Stored entries →
+ + + + + + +

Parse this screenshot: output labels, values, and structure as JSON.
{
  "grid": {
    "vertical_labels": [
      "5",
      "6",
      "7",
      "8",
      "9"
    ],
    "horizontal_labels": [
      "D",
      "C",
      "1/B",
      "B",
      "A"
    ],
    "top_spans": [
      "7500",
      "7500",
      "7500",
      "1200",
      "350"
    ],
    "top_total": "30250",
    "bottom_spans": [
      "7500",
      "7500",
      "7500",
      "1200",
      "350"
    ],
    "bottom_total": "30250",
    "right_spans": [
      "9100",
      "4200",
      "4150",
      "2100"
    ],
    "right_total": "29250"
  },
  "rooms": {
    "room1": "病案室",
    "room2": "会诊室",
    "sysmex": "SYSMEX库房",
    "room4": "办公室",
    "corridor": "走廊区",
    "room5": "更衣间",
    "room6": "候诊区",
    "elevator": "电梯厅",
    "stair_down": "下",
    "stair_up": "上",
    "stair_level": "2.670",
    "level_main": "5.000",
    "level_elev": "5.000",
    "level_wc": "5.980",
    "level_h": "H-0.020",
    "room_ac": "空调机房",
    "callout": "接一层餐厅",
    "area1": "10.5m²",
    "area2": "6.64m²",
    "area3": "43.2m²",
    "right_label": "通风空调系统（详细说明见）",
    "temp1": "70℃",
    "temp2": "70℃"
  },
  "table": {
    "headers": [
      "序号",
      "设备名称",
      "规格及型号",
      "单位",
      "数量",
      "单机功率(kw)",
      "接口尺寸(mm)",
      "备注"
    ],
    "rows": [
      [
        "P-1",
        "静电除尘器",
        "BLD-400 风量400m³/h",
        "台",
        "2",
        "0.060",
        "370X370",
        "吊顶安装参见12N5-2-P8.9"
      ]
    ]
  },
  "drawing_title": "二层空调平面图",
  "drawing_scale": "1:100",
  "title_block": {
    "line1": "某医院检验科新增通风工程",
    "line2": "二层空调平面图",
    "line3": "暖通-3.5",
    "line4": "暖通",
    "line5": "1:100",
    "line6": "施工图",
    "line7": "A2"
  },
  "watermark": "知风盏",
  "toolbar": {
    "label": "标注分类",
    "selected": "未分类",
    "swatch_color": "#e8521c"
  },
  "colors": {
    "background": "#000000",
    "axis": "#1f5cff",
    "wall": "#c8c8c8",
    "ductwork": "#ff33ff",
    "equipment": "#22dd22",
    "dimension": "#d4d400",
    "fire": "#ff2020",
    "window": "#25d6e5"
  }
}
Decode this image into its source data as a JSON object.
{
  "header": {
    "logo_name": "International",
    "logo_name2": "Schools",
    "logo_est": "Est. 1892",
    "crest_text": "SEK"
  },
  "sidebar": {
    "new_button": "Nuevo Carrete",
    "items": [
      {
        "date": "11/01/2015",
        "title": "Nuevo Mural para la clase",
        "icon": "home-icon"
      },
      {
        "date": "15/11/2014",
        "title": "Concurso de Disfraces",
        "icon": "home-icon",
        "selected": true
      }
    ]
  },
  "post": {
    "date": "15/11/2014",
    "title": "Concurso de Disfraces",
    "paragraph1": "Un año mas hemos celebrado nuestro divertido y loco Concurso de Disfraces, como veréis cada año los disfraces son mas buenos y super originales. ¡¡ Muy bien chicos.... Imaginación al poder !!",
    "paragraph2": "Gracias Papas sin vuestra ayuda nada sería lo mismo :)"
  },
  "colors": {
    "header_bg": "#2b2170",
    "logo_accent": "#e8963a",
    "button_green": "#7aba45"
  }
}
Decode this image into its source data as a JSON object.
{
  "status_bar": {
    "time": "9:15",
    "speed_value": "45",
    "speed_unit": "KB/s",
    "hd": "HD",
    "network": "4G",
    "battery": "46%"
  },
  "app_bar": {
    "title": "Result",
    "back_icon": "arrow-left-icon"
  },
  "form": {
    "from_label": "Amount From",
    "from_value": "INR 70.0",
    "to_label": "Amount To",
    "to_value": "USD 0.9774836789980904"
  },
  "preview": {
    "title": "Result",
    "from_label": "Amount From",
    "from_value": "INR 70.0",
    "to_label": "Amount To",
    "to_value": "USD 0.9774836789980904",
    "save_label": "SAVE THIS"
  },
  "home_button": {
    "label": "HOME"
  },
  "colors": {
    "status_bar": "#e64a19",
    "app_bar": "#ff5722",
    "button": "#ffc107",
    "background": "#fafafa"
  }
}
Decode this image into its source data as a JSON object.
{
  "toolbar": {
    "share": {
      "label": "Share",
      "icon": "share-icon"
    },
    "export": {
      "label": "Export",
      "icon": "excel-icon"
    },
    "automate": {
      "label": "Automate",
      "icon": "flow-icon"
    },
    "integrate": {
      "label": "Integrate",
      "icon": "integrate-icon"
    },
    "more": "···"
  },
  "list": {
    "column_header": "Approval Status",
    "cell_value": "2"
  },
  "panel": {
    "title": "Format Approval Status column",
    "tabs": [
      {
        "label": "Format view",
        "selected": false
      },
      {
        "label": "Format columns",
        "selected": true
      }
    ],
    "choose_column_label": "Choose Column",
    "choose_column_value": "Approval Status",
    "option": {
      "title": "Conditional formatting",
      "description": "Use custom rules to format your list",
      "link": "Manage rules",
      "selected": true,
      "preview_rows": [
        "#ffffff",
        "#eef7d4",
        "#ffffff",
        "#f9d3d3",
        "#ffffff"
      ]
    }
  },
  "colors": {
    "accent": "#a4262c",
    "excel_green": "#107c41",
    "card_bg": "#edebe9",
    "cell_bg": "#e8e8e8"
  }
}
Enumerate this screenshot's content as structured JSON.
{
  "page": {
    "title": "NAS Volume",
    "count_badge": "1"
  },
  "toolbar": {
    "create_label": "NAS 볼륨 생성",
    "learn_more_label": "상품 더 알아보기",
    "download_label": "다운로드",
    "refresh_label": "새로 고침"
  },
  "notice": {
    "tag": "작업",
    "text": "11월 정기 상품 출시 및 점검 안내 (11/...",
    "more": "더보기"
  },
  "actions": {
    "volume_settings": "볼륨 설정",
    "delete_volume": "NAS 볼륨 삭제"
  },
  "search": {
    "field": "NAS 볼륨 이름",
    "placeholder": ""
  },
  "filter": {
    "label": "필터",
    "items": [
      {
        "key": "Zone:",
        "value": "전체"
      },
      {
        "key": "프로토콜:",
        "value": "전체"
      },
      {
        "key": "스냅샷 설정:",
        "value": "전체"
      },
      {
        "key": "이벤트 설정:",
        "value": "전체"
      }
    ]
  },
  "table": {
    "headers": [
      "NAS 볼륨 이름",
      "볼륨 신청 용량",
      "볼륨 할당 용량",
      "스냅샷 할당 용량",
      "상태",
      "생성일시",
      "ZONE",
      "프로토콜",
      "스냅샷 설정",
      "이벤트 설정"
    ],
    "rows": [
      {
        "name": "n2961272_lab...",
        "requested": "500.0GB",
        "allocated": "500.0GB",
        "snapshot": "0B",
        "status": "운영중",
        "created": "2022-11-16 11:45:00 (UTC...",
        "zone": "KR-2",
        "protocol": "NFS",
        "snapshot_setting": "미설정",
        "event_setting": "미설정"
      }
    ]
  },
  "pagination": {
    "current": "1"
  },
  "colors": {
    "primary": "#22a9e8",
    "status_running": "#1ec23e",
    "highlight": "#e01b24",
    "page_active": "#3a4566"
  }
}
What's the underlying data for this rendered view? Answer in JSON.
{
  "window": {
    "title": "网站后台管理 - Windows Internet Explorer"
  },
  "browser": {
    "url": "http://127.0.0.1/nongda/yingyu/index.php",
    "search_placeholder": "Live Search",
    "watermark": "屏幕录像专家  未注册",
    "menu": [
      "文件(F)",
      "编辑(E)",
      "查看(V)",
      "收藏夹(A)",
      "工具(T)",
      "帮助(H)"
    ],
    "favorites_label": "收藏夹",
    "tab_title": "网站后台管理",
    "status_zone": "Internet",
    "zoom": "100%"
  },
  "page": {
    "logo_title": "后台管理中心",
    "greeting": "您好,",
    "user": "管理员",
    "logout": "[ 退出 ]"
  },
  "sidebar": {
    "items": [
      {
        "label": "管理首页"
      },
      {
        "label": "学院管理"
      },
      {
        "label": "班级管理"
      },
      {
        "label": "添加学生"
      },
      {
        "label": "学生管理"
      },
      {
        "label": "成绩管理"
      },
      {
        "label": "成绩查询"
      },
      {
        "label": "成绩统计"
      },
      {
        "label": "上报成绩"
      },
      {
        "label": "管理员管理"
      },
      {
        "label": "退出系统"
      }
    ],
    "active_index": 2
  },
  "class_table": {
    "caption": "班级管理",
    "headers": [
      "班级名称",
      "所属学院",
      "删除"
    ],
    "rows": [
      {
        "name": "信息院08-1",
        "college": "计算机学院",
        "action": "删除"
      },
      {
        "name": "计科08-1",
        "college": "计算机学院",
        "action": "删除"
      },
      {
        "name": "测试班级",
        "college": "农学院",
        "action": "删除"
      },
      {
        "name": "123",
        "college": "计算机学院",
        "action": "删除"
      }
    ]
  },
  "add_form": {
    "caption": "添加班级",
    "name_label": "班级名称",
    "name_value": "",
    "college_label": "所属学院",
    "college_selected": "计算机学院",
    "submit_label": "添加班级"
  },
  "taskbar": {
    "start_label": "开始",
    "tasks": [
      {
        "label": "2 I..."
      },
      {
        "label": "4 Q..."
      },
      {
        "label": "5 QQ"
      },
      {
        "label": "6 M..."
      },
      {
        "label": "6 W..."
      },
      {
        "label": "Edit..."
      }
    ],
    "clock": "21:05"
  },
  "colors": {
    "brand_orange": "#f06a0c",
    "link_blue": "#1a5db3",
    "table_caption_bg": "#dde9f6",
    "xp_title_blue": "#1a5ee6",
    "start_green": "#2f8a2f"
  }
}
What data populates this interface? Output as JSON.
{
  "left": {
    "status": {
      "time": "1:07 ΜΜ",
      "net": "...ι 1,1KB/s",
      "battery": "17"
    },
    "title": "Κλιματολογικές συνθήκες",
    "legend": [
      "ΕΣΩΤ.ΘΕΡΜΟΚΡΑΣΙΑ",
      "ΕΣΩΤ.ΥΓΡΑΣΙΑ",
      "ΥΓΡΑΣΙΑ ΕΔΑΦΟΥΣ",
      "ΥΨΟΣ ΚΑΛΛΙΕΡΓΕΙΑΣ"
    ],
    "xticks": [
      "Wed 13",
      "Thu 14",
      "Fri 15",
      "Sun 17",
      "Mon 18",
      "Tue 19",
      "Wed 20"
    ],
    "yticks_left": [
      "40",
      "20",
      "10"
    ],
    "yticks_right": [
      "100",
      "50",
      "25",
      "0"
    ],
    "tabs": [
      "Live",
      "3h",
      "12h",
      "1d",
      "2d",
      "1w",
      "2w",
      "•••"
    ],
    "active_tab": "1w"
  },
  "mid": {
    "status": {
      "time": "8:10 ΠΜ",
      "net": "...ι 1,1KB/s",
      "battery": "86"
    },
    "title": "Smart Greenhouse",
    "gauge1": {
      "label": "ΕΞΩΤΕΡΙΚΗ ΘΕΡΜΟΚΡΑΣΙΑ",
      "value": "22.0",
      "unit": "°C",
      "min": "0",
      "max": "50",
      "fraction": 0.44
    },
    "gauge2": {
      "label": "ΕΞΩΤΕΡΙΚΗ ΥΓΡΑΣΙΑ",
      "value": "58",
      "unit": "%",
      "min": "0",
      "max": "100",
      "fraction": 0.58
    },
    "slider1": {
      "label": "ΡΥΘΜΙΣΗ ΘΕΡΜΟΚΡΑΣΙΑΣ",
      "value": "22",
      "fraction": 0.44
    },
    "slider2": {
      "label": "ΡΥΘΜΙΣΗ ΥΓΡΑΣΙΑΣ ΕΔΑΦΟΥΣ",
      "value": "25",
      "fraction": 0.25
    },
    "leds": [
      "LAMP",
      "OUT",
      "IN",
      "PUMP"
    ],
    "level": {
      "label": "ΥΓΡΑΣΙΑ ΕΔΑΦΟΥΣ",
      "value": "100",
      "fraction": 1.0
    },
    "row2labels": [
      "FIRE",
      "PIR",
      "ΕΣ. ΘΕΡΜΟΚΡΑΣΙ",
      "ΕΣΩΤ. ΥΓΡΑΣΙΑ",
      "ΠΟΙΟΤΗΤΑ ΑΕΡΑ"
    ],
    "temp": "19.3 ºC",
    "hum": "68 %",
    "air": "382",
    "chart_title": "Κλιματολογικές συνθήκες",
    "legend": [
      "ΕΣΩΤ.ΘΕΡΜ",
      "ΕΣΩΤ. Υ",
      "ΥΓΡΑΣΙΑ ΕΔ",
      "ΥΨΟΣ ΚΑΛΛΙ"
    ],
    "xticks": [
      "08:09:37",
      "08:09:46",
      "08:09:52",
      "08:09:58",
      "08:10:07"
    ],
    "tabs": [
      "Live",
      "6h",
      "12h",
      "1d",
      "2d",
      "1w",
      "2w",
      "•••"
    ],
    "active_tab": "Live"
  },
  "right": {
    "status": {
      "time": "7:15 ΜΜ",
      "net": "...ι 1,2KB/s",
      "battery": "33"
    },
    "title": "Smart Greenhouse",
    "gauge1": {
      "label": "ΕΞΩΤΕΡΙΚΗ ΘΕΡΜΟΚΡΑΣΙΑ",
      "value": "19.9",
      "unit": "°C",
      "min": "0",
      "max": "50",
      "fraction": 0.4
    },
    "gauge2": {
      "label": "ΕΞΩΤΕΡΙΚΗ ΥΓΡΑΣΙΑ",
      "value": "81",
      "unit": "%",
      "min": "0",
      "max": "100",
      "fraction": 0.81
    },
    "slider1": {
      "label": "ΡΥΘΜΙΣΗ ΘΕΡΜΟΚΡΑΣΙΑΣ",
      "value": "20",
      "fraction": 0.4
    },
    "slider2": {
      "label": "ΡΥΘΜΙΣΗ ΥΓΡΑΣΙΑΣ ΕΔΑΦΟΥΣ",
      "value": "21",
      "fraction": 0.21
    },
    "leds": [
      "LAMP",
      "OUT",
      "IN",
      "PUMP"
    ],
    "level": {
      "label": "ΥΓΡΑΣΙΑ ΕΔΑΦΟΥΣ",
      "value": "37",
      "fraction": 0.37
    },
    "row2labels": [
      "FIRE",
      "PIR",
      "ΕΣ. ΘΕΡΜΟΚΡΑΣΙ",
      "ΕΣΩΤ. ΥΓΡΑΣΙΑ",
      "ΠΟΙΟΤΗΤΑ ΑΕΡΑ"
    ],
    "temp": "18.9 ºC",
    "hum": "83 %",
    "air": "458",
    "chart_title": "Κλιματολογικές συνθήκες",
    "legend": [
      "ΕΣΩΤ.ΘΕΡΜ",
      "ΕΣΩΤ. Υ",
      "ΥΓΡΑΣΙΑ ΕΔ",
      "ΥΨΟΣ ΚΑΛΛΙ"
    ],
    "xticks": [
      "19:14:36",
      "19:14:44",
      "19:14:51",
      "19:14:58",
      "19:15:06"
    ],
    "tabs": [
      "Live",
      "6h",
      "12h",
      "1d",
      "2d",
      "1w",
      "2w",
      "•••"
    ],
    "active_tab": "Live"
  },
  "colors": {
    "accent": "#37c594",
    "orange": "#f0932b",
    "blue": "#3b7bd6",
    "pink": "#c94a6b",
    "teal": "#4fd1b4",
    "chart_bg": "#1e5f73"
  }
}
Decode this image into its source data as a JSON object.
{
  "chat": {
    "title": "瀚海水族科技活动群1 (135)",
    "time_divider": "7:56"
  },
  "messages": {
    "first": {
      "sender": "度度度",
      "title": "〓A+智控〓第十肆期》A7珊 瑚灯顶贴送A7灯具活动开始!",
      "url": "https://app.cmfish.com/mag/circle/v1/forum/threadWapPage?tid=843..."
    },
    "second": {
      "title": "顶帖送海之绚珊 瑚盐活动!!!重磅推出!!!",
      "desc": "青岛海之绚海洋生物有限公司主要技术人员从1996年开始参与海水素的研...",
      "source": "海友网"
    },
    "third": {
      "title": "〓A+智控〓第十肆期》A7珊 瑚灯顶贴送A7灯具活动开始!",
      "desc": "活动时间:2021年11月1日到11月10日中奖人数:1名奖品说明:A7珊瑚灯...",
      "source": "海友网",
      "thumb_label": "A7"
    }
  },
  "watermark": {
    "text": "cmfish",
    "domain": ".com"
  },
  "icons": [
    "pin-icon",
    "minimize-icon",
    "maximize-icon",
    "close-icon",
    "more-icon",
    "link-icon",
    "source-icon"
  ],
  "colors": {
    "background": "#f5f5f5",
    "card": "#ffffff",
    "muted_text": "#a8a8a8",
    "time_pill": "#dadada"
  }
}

+ + + + + + +

AIM OF THE TASK →
Search the entries for "What" and copy out each line that has it.

RESPONSE →
What's the underlying data for this rendered view? Answer in JSON.
What data populates this interface? Output as JSON.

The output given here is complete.